— start Data —

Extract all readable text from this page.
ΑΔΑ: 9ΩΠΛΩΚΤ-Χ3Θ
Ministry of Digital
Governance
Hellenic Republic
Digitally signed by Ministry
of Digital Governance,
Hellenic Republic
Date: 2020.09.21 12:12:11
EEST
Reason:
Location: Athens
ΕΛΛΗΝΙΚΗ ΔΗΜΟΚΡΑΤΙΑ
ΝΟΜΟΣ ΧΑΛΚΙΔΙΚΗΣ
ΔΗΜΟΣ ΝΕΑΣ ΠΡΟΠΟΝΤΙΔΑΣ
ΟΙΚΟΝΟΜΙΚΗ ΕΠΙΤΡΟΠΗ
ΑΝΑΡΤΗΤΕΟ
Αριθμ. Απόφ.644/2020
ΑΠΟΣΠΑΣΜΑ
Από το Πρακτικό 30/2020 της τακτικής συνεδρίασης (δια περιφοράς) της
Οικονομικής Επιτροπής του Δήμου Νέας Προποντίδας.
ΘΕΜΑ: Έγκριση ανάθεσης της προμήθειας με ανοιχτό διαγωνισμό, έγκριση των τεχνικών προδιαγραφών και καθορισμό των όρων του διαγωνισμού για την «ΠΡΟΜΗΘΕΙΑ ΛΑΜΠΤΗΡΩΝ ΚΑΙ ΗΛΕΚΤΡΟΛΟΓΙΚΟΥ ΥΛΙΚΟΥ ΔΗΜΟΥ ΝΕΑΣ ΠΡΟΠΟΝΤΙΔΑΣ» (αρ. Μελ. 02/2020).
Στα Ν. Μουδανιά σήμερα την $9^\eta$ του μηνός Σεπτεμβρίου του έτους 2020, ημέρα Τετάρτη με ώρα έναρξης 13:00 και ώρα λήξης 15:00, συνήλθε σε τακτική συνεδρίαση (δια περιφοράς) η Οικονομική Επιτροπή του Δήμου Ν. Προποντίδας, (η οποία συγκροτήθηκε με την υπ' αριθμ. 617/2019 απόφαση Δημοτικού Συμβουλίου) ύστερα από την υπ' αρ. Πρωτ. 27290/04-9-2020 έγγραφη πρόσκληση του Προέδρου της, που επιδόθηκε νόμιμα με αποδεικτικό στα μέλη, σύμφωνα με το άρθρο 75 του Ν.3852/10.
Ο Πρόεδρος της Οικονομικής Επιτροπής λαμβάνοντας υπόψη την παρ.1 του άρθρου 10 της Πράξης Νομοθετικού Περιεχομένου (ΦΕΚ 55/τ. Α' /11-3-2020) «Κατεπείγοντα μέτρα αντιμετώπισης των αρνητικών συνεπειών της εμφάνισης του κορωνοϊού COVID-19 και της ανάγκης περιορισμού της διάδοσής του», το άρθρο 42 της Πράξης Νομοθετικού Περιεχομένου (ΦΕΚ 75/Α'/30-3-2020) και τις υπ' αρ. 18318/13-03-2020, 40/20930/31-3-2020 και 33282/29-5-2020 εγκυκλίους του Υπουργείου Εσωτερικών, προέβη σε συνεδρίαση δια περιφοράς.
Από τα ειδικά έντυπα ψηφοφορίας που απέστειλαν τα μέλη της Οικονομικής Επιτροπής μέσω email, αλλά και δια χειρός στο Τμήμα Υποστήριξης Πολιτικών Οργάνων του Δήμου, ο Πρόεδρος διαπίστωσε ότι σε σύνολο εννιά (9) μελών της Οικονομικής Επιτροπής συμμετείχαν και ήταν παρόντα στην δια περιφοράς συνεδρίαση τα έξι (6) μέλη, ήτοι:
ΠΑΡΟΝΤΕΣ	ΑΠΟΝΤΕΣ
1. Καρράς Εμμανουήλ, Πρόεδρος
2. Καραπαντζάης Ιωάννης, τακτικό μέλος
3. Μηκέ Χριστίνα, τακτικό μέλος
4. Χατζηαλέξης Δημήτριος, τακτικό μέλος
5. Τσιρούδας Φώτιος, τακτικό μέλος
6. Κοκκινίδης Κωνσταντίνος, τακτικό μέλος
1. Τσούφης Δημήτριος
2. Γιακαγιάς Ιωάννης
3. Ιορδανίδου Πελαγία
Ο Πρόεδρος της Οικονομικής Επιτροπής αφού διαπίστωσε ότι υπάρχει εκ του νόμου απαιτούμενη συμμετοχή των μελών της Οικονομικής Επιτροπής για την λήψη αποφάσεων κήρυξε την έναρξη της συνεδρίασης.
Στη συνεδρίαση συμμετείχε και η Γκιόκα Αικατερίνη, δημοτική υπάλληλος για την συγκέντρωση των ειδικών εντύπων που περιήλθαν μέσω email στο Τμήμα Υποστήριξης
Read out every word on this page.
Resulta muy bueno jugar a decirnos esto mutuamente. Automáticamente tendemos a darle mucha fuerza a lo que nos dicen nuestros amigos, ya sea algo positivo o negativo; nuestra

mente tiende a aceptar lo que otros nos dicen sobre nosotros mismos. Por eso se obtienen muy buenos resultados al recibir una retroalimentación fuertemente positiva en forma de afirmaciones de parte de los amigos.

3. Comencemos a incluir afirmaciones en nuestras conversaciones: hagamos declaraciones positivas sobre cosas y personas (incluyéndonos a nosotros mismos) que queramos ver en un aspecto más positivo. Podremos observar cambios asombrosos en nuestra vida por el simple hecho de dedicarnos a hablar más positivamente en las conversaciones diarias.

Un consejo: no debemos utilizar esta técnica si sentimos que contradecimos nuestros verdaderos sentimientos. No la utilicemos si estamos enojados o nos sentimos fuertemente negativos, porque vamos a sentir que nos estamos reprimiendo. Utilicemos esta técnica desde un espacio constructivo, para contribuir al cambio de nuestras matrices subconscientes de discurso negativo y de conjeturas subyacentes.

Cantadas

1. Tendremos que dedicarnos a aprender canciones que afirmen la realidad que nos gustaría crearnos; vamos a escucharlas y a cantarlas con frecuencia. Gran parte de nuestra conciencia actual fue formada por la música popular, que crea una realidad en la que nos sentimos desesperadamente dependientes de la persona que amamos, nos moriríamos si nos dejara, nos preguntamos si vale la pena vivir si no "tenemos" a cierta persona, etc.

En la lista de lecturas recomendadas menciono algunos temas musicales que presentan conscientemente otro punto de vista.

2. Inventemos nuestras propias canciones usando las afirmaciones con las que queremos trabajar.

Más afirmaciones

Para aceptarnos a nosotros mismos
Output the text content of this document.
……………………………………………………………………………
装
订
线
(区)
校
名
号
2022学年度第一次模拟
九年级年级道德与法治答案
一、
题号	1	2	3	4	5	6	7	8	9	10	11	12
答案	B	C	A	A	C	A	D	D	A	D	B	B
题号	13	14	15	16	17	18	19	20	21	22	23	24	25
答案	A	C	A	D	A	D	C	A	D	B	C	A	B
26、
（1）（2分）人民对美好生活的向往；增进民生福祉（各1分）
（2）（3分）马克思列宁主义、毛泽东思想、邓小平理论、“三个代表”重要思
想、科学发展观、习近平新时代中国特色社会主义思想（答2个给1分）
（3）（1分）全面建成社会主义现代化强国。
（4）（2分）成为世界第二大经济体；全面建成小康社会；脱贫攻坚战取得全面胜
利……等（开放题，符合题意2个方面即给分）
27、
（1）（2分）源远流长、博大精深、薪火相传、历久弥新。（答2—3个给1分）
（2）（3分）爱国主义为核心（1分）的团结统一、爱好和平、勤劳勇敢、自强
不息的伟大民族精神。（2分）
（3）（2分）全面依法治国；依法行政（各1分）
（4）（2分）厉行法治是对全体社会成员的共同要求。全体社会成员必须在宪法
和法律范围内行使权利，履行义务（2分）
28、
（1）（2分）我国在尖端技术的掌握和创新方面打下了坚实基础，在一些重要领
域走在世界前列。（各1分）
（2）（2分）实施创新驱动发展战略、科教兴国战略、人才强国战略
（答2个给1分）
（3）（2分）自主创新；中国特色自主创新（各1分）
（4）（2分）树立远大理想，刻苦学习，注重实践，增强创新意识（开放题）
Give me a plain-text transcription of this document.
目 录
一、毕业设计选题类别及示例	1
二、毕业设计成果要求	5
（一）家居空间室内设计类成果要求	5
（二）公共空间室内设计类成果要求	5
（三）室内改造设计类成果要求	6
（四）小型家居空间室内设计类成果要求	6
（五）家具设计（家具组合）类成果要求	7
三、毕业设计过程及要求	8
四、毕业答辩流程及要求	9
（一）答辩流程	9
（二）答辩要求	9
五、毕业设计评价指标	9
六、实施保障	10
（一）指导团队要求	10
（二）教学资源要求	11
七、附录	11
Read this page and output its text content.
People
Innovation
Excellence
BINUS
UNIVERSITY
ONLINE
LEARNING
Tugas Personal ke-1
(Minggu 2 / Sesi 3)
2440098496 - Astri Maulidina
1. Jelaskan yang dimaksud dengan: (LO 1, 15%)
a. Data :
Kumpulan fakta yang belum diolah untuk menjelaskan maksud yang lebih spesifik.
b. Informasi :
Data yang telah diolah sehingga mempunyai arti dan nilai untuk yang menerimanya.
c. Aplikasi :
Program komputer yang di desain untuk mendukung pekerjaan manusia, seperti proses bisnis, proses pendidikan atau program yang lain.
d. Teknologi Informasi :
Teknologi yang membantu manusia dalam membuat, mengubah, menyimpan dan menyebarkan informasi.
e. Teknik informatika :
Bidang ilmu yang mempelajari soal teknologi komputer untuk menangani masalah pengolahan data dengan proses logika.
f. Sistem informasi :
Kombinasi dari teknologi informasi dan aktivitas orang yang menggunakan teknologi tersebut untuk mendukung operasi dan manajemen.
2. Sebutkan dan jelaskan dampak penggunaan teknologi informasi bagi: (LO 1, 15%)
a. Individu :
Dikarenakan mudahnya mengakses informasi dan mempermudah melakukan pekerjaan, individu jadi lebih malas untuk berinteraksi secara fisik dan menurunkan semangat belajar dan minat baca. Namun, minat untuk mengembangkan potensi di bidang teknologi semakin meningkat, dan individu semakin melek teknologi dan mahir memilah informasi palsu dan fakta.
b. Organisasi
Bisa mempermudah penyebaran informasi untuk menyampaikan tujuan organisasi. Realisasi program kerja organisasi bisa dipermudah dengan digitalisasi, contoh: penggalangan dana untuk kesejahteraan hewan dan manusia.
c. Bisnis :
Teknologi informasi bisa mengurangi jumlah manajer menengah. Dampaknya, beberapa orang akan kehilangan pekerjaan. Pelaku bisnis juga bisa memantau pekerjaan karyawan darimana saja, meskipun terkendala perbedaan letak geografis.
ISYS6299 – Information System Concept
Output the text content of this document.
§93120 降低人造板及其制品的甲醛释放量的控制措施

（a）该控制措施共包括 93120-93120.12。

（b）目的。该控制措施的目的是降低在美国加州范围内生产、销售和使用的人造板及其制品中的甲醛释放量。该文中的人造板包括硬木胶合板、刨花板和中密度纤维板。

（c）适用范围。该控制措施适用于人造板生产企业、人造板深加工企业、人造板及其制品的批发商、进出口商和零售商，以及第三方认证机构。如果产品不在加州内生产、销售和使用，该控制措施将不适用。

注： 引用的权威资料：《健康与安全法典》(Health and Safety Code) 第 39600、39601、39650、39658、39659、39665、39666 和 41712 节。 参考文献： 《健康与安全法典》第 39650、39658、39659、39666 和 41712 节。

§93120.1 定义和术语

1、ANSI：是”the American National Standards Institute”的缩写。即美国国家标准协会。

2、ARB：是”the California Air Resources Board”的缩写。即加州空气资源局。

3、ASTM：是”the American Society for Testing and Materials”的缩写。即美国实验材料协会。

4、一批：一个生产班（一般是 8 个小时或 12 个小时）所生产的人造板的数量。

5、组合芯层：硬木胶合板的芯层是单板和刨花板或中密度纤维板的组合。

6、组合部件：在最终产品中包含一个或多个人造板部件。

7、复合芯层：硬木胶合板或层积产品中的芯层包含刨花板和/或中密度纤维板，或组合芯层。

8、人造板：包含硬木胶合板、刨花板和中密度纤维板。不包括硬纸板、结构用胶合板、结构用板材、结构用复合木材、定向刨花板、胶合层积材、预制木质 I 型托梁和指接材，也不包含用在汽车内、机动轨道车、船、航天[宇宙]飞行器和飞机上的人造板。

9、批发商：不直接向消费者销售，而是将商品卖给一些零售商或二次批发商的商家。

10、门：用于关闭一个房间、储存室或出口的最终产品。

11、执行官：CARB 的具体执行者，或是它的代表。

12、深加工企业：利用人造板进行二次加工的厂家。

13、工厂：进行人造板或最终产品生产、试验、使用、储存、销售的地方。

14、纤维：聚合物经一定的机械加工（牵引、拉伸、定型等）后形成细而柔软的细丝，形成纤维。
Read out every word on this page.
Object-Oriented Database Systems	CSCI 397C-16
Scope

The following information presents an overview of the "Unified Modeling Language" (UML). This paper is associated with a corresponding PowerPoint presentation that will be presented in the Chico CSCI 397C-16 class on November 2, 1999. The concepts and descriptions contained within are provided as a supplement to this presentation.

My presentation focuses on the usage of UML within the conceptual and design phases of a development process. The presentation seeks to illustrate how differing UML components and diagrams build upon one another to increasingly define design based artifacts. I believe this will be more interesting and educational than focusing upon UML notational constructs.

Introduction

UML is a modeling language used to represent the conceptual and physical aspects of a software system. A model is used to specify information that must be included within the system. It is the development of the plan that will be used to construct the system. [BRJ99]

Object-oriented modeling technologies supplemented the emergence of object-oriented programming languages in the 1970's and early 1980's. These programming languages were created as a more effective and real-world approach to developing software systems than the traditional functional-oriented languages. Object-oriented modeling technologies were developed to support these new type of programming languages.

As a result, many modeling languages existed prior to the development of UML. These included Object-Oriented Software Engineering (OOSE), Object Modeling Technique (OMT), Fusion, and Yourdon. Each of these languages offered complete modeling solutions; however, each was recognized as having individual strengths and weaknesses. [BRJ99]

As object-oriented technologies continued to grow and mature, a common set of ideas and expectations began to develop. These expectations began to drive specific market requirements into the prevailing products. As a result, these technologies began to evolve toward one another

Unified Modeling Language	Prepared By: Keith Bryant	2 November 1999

— end Data —

• Challenge: Pull out every line of the records that includes the string "proses".

• Reply:
Program komputer yang di desain untuk mendukung pekerjaan manusia, seperti proses bisnis, proses pendidikan atau program yang lain.
Bidang ilmu yang mempelajari soal teknologi komputer untuk menangani masalah pengolahan data dengan proses logika.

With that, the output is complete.